▶ [INFORMATION PROVIDED]:
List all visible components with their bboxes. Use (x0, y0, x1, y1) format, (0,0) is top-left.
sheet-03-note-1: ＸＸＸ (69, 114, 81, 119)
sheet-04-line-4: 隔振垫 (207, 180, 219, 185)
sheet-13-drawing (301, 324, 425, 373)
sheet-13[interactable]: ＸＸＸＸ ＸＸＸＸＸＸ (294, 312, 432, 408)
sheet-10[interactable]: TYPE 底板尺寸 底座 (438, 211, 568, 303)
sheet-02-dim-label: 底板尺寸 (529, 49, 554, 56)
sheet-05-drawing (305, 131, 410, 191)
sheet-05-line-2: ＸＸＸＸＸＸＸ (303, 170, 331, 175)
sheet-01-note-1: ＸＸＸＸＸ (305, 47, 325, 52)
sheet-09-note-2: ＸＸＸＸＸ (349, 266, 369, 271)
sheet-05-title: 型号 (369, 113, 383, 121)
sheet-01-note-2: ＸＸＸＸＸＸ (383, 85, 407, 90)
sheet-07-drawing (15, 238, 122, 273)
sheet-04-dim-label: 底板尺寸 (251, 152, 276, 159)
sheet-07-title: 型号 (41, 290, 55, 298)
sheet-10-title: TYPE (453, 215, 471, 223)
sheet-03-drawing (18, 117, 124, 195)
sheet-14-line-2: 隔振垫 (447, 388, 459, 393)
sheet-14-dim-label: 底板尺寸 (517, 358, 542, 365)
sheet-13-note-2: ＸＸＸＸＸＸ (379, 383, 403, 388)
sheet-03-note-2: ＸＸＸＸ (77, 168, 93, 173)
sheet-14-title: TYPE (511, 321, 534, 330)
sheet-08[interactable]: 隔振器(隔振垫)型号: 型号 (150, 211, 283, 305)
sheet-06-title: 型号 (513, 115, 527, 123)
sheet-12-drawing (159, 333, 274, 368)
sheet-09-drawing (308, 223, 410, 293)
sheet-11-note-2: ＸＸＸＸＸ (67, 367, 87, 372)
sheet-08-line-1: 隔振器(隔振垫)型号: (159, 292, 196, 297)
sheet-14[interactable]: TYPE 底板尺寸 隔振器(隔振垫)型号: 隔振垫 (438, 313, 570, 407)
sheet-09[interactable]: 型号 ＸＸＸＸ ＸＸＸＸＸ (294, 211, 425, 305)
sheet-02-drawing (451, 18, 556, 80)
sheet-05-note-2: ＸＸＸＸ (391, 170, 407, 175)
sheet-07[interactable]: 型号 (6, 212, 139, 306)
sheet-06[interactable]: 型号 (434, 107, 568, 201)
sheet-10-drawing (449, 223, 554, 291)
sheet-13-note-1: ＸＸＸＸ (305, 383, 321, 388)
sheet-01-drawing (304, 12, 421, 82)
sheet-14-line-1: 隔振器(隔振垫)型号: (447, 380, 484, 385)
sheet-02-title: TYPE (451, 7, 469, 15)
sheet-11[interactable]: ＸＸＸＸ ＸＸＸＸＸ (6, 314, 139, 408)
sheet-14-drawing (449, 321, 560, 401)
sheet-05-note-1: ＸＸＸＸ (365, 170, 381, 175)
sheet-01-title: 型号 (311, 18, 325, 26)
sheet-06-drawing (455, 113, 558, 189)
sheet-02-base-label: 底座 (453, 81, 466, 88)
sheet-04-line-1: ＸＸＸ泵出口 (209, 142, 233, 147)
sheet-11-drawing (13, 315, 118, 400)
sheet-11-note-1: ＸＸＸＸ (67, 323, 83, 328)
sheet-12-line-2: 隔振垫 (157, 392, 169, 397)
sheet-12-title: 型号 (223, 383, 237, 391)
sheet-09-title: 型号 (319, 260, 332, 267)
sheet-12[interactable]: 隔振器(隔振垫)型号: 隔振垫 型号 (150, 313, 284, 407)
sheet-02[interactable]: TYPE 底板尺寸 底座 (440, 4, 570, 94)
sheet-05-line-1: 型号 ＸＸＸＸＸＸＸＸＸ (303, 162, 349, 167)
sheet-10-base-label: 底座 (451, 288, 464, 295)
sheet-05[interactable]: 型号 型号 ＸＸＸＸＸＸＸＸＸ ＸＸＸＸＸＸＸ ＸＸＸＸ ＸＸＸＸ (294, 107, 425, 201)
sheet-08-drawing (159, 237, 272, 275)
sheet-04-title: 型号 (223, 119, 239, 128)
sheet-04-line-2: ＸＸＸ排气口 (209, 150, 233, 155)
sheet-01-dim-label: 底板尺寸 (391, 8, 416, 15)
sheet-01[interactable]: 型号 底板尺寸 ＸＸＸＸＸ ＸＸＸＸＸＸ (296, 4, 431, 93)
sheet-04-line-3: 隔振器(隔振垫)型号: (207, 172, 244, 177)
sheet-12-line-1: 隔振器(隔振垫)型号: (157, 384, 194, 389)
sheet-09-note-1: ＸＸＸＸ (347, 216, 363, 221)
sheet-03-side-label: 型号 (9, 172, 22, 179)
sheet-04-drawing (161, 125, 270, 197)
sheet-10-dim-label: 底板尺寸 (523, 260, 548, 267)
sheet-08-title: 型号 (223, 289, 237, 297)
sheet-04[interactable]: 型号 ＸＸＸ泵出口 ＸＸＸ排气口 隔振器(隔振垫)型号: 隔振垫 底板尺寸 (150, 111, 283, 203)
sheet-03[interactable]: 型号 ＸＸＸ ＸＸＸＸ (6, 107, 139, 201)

▶ [INSTRUCTIONS FOR THE TASK]: Retype every item above without changing anything.

▶ [EXERCISE ANSWER]:
List all visible components with their bboxes. Use (x0, y0, x1, y1) format, (0,0) is top-left.
sheet-03-note-1: ＸＸＸ (69, 114, 81, 119)
sheet-04-line-4: 隔振垫 (207, 180, 219, 185)
sheet-13-drawing (301, 324, 425, 373)
sheet-13[interactable]: ＸＸＸＸ ＸＸＸＸＸＸ (294, 312, 432, 408)
sheet-10[interactable]: TYPE 底板尺寸 底座 (438, 211, 568, 303)
sheet-02-dim-label: 底板尺寸 (529, 49, 554, 56)
sheet-05-drawing (305, 131, 410, 191)
sheet-05-line-2: ＸＸＸＸＸＸＸ (303, 170, 331, 175)
sheet-01-note-1: ＸＸＸＸＸ (305, 47, 325, 52)
sheet-09-note-2: ＸＸＸＸＸ (349, 266, 369, 271)
sheet-05-title: 型号 (369, 113, 383, 121)
sheet-01-note-2: ＸＸＸＸＸＸ (383, 85, 407, 90)
sheet-07-drawing (15, 238, 122, 273)
sheet-04-dim-label: 底板尺寸 (251, 152, 276, 159)
sheet-07-title: 型号 (41, 290, 55, 298)
sheet-10-title: TYPE (453, 215, 471, 223)
sheet-03-drawing (18, 117, 124, 195)
sheet-14-line-2: 隔振垫 (447, 388, 459, 393)
sheet-14-dim-label: 底板尺寸 (517, 358, 542, 365)
sheet-13-note-2: ＸＸＸＸＸＸ (379, 383, 403, 388)
sheet-03-note-2: ＸＸＸＸ (77, 168, 93, 173)
sheet-14-title: TYPE (511, 321, 534, 330)
sheet-08[interactable]: 隔振器(隔振垫)型号: 型号 (150, 211, 283, 305)
sheet-06-title: 型号 (513, 115, 527, 123)
sheet-12-drawing (159, 333, 274, 368)
sheet-09-drawing (308, 223, 410, 293)
sheet-11-note-2: ＸＸＸＸＸ (67, 367, 87, 372)
sheet-08-line-1: 隔振器(隔振垫)型号: (159, 292, 196, 297)
sheet-14[interactable]: TYPE 底板尺寸 隔振器(隔振垫)型号: 隔振垫 (438, 313, 570, 407)
sheet-09[interactable]: 型号 ＸＸＸＸ ＸＸＸＸＸ (294, 211, 425, 305)
sheet-02-drawing (451, 18, 556, 80)
sheet-05-note-2: ＸＸＸＸ (391, 170, 407, 175)
sheet-07[interactable]: 型号 (6, 212, 139, 306)
sheet-06[interactable]: 型号 (434, 107, 568, 201)
sheet-10-drawing (449, 223, 554, 291)
sheet-13-note-1: ＸＸＸＸ (305, 383, 321, 388)
sheet-01-drawing (304, 12, 421, 82)
sheet-14-line-1: 隔振器(隔振垫)型号: (447, 380, 484, 385)
sheet-02-title: TYPE (451, 7, 469, 15)
sheet-11[interactable]: ＸＸＸＸ ＸＸＸＸＸ (6, 314, 139, 408)
sheet-14-drawing (449, 321, 560, 401)
sheet-05-note-1: ＸＸＸＸ (365, 170, 381, 175)
sheet-01-title: 型号 (311, 18, 325, 26)
sheet-06-drawing (455, 113, 558, 189)
sheet-02-base-label: 底座 (453, 81, 466, 88)
sheet-04-line-1: ＸＸＸ泵出口 (209, 142, 233, 147)
sheet-11-drawing (13, 315, 118, 400)
sheet-11-note-1: ＸＸＸＸ (67, 323, 83, 328)
sheet-12-line-2: 隔振垫 (157, 392, 169, 397)
sheet-12-title: 型号 (223, 383, 237, 391)
sheet-09-title: 型号 (319, 260, 332, 267)
sheet-12[interactable]: 隔振器(隔振垫)型号: 隔振垫 型号 (150, 313, 284, 407)
sheet-02[interactable]: TYPE 底板尺寸 底座 (440, 4, 570, 94)
sheet-05-line-1: 型号 ＸＸＸＸＸＸＸＸＸ (303, 162, 349, 167)
sheet-10-base-label: 底座 (451, 288, 464, 295)
sheet-05[interactable]: 型号 型号 ＸＸＸＸＸＸＸＸＸ ＸＸＸＸＸＸＸ ＸＸＸＸ ＸＸＸＸ (294, 107, 425, 201)
sheet-08-drawing (159, 237, 272, 275)
sheet-04-title: 型号 (223, 119, 239, 128)
sheet-04-line-2: ＸＸＸ排气口 (209, 150, 233, 155)
sheet-01-dim-label: 底板尺寸 (391, 8, 416, 15)
sheet-01[interactable]: 型号 底板尺寸 ＸＸＸＸＸ ＸＸＸＸＸＸ (296, 4, 431, 93)
sheet-04-line-3: 隔振器(隔振垫)型号: (207, 172, 244, 177)
sheet-12-line-1: 隔振器(隔振垫)型号: (157, 384, 194, 389)
sheet-09-note-1: ＸＸＸＸ (347, 216, 363, 221)
sheet-03-side-label: 型号 (9, 172, 22, 179)
sheet-04-drawing (161, 125, 270, 197)
sheet-10-dim-label: 底板尺寸 (523, 260, 548, 267)
sheet-08-title: 型号 (223, 289, 237, 297)
sheet-04[interactable]: 型号 ＸＸＸ泵出口 ＸＸＸ排气口 隔振器(隔振垫)型号: 隔振垫 底板尺寸 (150, 111, 283, 203)
sheet-03[interactable]: 型号 ＸＸＸ ＸＸＸＸ (6, 107, 139, 201)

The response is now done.